> **WHAT IS EXPECTED**
Look through the data for the string "请你参与". Copy every line where it is found.

* Begin DATA FOR THIS TASK *

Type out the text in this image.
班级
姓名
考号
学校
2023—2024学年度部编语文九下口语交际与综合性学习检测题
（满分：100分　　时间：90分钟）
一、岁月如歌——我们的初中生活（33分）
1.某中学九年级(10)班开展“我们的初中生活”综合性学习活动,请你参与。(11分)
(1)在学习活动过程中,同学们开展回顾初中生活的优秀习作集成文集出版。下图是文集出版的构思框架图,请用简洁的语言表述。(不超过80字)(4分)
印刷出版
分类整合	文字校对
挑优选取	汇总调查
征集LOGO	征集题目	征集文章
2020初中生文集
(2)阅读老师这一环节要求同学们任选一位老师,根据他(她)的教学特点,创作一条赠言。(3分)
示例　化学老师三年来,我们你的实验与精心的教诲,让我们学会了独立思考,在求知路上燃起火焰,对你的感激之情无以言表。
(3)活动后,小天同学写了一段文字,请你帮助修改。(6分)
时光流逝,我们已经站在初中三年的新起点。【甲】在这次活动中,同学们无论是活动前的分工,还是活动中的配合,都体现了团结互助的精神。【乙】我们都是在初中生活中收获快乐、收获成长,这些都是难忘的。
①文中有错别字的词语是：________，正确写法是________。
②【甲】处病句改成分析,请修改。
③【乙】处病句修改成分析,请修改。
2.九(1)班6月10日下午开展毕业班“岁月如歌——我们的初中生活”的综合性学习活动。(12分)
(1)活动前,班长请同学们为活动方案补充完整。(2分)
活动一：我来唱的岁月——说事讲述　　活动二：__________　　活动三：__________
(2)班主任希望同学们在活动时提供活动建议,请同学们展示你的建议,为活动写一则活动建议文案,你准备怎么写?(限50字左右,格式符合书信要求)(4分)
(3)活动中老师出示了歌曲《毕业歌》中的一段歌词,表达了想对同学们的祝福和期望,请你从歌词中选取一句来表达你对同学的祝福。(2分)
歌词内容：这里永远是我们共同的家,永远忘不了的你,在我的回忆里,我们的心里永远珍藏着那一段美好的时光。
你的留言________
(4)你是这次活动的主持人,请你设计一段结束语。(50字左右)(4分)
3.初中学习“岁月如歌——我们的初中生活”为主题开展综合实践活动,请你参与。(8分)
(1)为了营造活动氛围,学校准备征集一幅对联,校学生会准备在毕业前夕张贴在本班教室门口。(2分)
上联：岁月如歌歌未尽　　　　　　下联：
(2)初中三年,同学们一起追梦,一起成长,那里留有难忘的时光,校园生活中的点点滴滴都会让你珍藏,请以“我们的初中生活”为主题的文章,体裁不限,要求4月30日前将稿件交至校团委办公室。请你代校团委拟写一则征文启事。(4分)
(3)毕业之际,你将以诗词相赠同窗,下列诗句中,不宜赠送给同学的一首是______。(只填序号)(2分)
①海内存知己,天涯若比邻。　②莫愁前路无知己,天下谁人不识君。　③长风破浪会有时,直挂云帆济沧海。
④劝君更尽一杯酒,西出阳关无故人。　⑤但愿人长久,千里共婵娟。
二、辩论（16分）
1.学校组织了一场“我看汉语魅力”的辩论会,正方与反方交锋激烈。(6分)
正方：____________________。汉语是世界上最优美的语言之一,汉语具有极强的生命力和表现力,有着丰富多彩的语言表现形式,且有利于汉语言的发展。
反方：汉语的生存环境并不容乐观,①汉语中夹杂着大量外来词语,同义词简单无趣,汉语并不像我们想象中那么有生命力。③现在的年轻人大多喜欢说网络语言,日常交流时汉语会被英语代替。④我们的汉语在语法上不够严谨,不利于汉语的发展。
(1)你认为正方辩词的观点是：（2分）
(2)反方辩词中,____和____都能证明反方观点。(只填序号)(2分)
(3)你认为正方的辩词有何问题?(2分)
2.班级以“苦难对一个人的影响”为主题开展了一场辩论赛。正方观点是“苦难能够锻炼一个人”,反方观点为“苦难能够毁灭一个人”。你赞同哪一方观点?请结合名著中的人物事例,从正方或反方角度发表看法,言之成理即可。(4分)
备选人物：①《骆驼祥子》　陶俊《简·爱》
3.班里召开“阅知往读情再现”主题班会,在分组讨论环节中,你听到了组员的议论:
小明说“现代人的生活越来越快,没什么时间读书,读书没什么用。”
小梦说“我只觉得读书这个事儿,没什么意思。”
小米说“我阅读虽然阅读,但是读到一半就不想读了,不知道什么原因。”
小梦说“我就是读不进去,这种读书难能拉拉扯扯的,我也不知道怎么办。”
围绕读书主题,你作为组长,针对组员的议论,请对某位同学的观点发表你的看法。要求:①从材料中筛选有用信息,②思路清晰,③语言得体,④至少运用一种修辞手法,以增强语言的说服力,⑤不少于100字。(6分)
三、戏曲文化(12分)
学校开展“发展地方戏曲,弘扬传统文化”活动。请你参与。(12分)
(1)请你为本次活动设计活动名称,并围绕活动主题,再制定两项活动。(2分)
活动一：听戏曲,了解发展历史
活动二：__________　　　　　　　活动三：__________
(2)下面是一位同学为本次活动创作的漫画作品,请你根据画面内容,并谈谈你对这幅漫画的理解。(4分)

* End DATA FOR THIS TASK *

> **FULL RESPONSE**
1.某中学九年级(10)班开展“我们的初中生活”综合性学习活动,请你参与。(11分)
3.初中学习“岁月如歌——我们的初中生活”为主题开展综合实践活动,请你参与。(8分)
学校开展“发展地方戏曲,弘扬传统文化”活动。请你参与。(12分)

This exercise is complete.